WHAT YOU NEED TO DO:
(1) Decide whether each statement below agrees with the Entrapment review, and answer yes or no for each, quoting the words of the review that settle it: (a) Gin Baker works as an insurance investigator; (b) the cache made vulnerable by a timing glitch is in New York City; (c) Mac is sixty years old.
(2) Extract the passage of the Entrapment review starting at "Entrapment (1999)" and ending at "movie like Entrapment.".

Entrapment (1999)
Some people are really into Crank flicks. I can be one of them on occasion but, when I’m not in the mood to see people shot in half, set to a speed metal score, with no edit exceeding one second . . . well then it’s time to reach for a movie like Entrapment.
A thinking person’s action movie, it sits comfortably on the conceptual shelf somewhere between The Thomas Crown Affair and The Saint. A heist, a caper, a cat and mouse game, whatever you call it, it’s terrifically junky brain food fun.
As we are reminded periodically by the subtitles, the time is mere days “to Millennium”. Beginning in New York City and moving through Britain to Kuala Lumpur, Entrapment tells the tale of Virginia “Gin” Baker (Catherine Zeta-Jones). She’s an insurance investigator on the trail of notorious art thief Robert “Mac” MacDougal (Sean Connery).
Nobody believes she has the right suspect, so it’s up to her to find proof. It’s a race against time, however, because on New Year’s Eve between 1999 and 2000, an eight billion dollar cache in Kuala Lumpur becomes vulnerable through a timing glitch.
At sixty years of age, Mac demonstrates his capacity for survival, and we share in his intricate, meticulous process. He plans, he practices, and — when there are surprises, because “there are always surprises” — he improvises. He’s a master in strategy and tactics, both conventional and lateral.

ITEMS:
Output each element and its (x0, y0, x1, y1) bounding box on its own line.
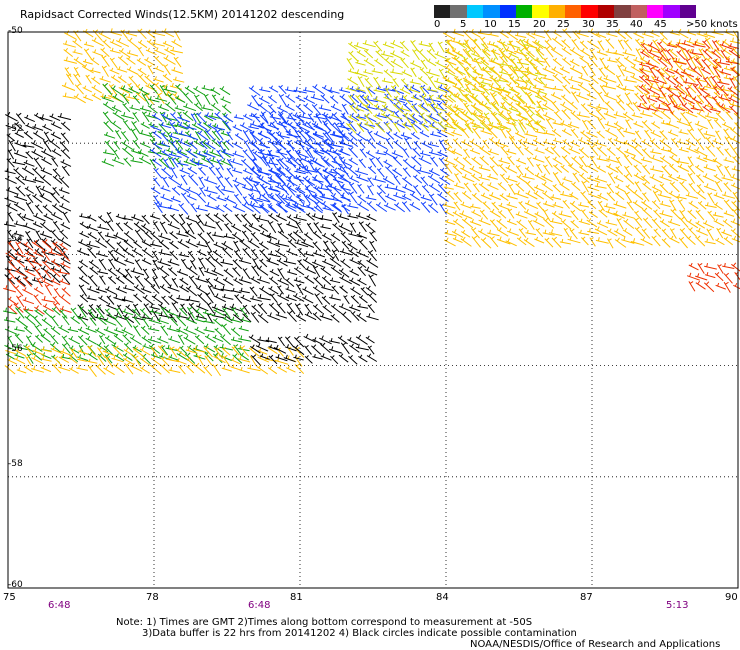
pass-time-label: 5:13 (666, 600, 689, 611)
wind-speed-legend (434, 5, 696, 18)
legend-swatch (630, 5, 647, 18)
legend-swatch (646, 5, 664, 18)
legend-swatch (565, 5, 582, 18)
legend-swatch (532, 5, 549, 18)
legend-swatch (515, 5, 533, 18)
pass-time-label: 6:48 (248, 600, 271, 611)
y-tick-label: -60 (8, 580, 23, 590)
wind-region (2, 306, 252, 365)
wind-region (248, 333, 378, 366)
x-tick-label: 90 (725, 592, 738, 603)
wind-region (345, 38, 548, 134)
wind-region (637, 39, 740, 115)
wind-barb-set (77, 211, 379, 324)
y-tick-label: -56 (8, 344, 23, 354)
wind-barb-set (4, 344, 305, 378)
wind-barb-set (61, 28, 185, 105)
legend-label: 20 (533, 19, 546, 30)
legend-swatch (597, 5, 615, 18)
legend-swatch (663, 5, 680, 18)
y-tick-label: -52 (8, 124, 23, 134)
legend-label: 5 (460, 19, 467, 30)
wind-region (4, 111, 72, 287)
wind-region (3, 239, 72, 315)
legend-swatch (499, 5, 516, 18)
note-line-3: NOAA/NESDIS/Office of Research and Appli… (470, 639, 721, 650)
wind-barb-set (637, 39, 740, 115)
wind-barb-set (441, 28, 740, 249)
legend-label: 10 (484, 19, 497, 30)
legend-swatch (679, 5, 696, 18)
legend-labels: 0 5 10 15 20 25 30 35 40 45 >50 knots (430, 19, 740, 31)
wind-barb-set (3, 239, 72, 315)
wind-barb-set (101, 82, 233, 169)
x-tick-label: 75 (3, 592, 16, 603)
legend-swatch (434, 5, 451, 18)
wind-region (441, 28, 740, 249)
wind-barb-set (345, 38, 548, 134)
note-line-2: 3)Data buffer is 22 hrs from 20141202 4)… (142, 628, 577, 639)
wind-region (77, 211, 379, 324)
wind-region (101, 82, 233, 169)
x-tick-label: 84 (436, 592, 449, 603)
y-tick-label: -54 (8, 234, 23, 244)
legend-swatch (450, 5, 467, 18)
wind-region (4, 344, 305, 378)
note-line-1: Note: 1) Times are GMT 2)Times along bot… (116, 617, 533, 628)
wind-barb-set (246, 84, 451, 215)
x-tick-label: 81 (290, 592, 303, 603)
wind-barb-set (686, 262, 740, 293)
legend-label: 0 (434, 19, 441, 30)
map-title: Rapidsact Corrected Winds(12.5KM) 201412… (20, 8, 345, 21)
wind-region (61, 28, 185, 105)
legend-swatch (614, 5, 631, 18)
legend-label: >50 knots (686, 19, 738, 30)
y-tick-label: -50 (8, 26, 23, 36)
legend-swatch (548, 5, 565, 18)
legend-label: 30 (582, 19, 595, 30)
wind-region (246, 84, 451, 215)
legend-swatch (483, 5, 500, 18)
x-tick-label: 78 (146, 592, 159, 603)
wind-barbs-layer (2, 28, 740, 378)
legend-swatch (466, 5, 484, 18)
legend-label: 35 (606, 19, 619, 30)
legend-label: 45 (654, 19, 667, 30)
pass-time-label: 6:48 (48, 600, 71, 611)
plot-frame (7, 31, 739, 589)
legend-label: 25 (557, 19, 570, 30)
wind-barb-set (248, 333, 378, 366)
y-tick-label: -58 (8, 459, 23, 469)
x-tick-label: 87 (580, 592, 593, 603)
wind-region (686, 262, 740, 293)
legend-label: 15 (508, 19, 521, 30)
legend-label: 40 (630, 19, 643, 30)
wind-barb-set (2, 306, 252, 365)
wind-barb-set (4, 111, 72, 287)
legend-swatch (581, 5, 598, 18)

ANSWER LIST:
(1)
(a) Yes: "She’s an insurance investigator on the trail of notorious art thief Robert “Mac” MacDougal"
(b) No: "an eight billion dollar cache in Kuala Lumpur becomes vulnerable through a timing glitch"
(c) Yes: "At sixty years of age, Mac demonstrates his capacity for survival"

(2)
Entrapment (1999)
Some people are really into Crank flicks. I can be one of them on occasion but, when I’m not in the mood to see people shot in half, set to a speed metal score, with no edit exceeding one second . . . well then it’s time to reach for a movie like Entrapment.